- _Short problem_: Write out each line of the material again, word for word.

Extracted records
▬▬▬▬▬▬▬▬▬▬

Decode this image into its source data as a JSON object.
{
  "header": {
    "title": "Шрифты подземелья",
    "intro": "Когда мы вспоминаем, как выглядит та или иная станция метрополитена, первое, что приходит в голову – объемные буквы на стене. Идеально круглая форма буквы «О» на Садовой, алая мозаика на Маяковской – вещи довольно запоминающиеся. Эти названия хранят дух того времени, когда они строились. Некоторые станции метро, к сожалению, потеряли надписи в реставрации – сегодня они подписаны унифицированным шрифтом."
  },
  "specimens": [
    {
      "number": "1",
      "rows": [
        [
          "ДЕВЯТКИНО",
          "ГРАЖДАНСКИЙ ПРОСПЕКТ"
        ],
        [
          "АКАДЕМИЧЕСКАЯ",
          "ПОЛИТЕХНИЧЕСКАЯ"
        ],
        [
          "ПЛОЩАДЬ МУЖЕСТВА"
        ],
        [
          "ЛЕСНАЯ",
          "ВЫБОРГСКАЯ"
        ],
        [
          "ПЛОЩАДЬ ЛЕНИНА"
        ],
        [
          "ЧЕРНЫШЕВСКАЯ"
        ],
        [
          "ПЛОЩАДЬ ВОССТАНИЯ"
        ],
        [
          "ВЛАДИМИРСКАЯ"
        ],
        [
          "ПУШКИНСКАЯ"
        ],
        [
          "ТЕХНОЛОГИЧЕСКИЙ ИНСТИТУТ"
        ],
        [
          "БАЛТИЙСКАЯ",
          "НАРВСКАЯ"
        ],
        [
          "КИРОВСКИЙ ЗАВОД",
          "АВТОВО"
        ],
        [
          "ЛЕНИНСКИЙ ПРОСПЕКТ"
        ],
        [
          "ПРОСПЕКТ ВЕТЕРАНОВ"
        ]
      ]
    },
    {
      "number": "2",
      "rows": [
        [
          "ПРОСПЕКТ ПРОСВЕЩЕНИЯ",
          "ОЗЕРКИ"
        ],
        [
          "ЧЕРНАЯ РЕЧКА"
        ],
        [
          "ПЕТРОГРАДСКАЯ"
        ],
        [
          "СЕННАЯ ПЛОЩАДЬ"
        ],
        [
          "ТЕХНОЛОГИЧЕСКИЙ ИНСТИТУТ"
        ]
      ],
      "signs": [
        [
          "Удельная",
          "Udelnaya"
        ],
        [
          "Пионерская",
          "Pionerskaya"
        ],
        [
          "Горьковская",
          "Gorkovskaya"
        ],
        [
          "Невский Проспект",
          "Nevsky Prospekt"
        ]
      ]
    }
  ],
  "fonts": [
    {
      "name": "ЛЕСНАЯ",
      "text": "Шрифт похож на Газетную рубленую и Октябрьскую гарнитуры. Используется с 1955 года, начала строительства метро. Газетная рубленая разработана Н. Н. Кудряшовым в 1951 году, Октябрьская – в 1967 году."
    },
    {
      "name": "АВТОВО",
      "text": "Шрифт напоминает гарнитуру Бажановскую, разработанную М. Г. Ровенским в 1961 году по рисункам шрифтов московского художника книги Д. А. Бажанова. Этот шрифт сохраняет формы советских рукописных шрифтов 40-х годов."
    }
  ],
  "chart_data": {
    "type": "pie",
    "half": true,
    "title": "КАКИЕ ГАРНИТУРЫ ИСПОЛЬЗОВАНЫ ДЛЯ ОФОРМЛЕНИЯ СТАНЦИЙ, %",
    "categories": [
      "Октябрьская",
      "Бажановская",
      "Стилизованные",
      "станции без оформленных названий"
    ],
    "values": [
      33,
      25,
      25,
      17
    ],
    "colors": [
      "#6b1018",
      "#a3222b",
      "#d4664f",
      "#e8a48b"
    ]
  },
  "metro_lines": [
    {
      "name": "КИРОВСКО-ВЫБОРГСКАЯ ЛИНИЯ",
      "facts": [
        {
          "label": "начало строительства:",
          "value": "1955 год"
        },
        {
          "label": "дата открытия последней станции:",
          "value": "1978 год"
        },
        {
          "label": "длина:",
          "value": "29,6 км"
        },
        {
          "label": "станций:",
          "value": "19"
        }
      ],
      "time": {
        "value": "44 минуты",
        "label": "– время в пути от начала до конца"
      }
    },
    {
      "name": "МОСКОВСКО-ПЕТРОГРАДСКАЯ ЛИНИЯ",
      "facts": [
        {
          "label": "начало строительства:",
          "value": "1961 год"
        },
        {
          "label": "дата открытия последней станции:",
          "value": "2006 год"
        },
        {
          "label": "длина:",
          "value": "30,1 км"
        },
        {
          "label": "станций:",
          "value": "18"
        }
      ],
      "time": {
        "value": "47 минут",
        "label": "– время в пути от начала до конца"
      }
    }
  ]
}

▬▬▬▬▬▬▬▬▬▬

- _Answer to the task_:
Decode this image into its source data as a JSON object.
{
  "header": {
    "title": "Шрифты подземелья",
    "intro": "Когда мы вспоминаем, как выглядит та или иная станция метрополитена, первое, что приходит в голову – объемные буквы на стене. Идеально круглая форма буквы «О» на Садовой, алая мозаика на Маяковской – вещи довольно запоминающиеся. Эти названия хранят дух того времени, когда они строились. Некоторые станции метро, к сожалению, потеряли надписи в реставрации – сегодня они подписаны унифицированным шрифтом."
  },
  "specimens": [
    {
      "number": "1",
      "rows": [
        [
          "ДЕВЯТКИНО",
          "ГРАЖДАНСКИЙ ПРОСПЕКТ"
        ],
        [
          "АКАДЕМИЧЕСКАЯ",
          "ПОЛИТЕХНИЧЕСКАЯ"
        ],
        [
          "ПЛОЩАДЬ МУЖЕСТВА"
        ],
        [
          "ЛЕСНАЯ",
          "ВЫБОРГСКАЯ"
        ],
        [
          "ПЛОЩАДЬ ЛЕНИНА"
        ],
        [
          "ЧЕРНЫШЕВСКАЯ"
        ],
        [
          "ПЛОЩАДЬ ВОССТАНИЯ"
        ],
        [
          "ВЛАДИМИРСКАЯ"
        ],
        [
          "ПУШКИНСКАЯ"
        ],
        [
          "ТЕХНОЛОГИЧЕСКИЙ ИНСТИТУТ"
        ],
        [
          "БАЛТИЙСКАЯ",
          "НАРВСКАЯ"
        ],
        [
          "КИРОВСКИЙ ЗАВОД",
          "АВТОВО"
        ],
        [
          "ЛЕНИНСКИЙ ПРОСПЕКТ"
        ],
        [
          "ПРОСПЕКТ ВЕТЕРАНОВ"
        ]
      ]
    },
    {
      "number": "2",
      "rows": [
        [
          "ПРОСПЕКТ ПРОСВЕЩЕНИЯ",
          "ОЗЕРКИ"
        ],
        [
          "ЧЕРНАЯ РЕЧКА"
        ],
        [
          "ПЕТРОГРАДСКАЯ"
        ],
        [
          "СЕННАЯ ПЛОЩАДЬ"
        ],
        [
          "ТЕХНОЛОГИЧЕСКИЙ ИНСТИТУТ"
        ]
      ],
      "signs": [
        [
          "Удельная",
          "Udelnaya"
        ],
        [
          "Пионерская",
          "Pionerskaya"
        ],
        [
          "Горьковская",
          "Gorkovskaya"
        ],
        [
          "Невский Проспект",
          "Nevsky Prospekt"
        ]
      ]
    }
  ],
  "fonts": [
    {
      "name": "ЛЕСНАЯ",
      "text": "Шрифт похож на Газетную рубленую и Октябрьскую гарнитуры. Используется с 1955 года, начала строительства метро. Газетная рубленая разработана Н. Н. Кудряшовым в 1951 году, Октябрьская – в 1967 году."
    },
    {
      "name": "АВТОВО",
      "text": "Шрифт напоминает гарнитуру Бажановскую, разработанную М. Г. Ровенским в 1961 году по рисункам шрифтов московского художника книги Д. А. Бажанова. Этот шрифт сохраняет формы советских рукописных шрифтов 40-х годов."
    }
  ],
  "chart_data": {
    "type": "pie",
    "half": true,
    "title": "КАКИЕ ГАРНИТУРЫ ИСПОЛЬЗОВАНЫ ДЛЯ ОФОРМЛЕНИЯ СТАНЦИЙ, %",
    "categories": [
      "Октябрьская",
      "Бажановская",
      "Стилизованные",
      "станции без оформленных названий"
    ],
    "values": [
      33,
      25,
      25,
      17
    ],
    "colors": [
      "#6b1018",
      "#a3222b",
      "#d4664f",
      "#e8a48b"
    ]
  },
  "metro_lines": [
    {
      "name": "КИРОВСКО-ВЫБОРГСКАЯ ЛИНИЯ",
      "facts": [
        {
          "label": "начало строительства:",
          "value": "1955 год"
        },
        {
          "label": "дата открытия последней станции:",
          "value": "1978 год"
        },
        {
          "label": "длина:",
          "value": "29,6 км"
        },
        {
          "label": "станций:",
          "value": "19"
        }
      ],
      "time": {
        "value": "44 минуты",
        "label": "– время в пути от начала до конца"
      }
    },
    {
      "name": "МОСКОВСКО-ПЕТРОГРАДСКАЯ ЛИНИЯ",
      "facts": [
        {
          "label": "начало строительства:",
          "value": "1961 год"
        },
        {
          "label": "дата открытия последней станции:",
          "value": "2006 год"
        },
        {
          "label": "длина:",
          "value": "30,1 км"
        },
        {
          "label": "станций:",
          "value": "18"
        }
      ],
      "time": {
        "value": "47 минут",
        "label": "– время в пути от начала до конца"
      }
    }
  ]
}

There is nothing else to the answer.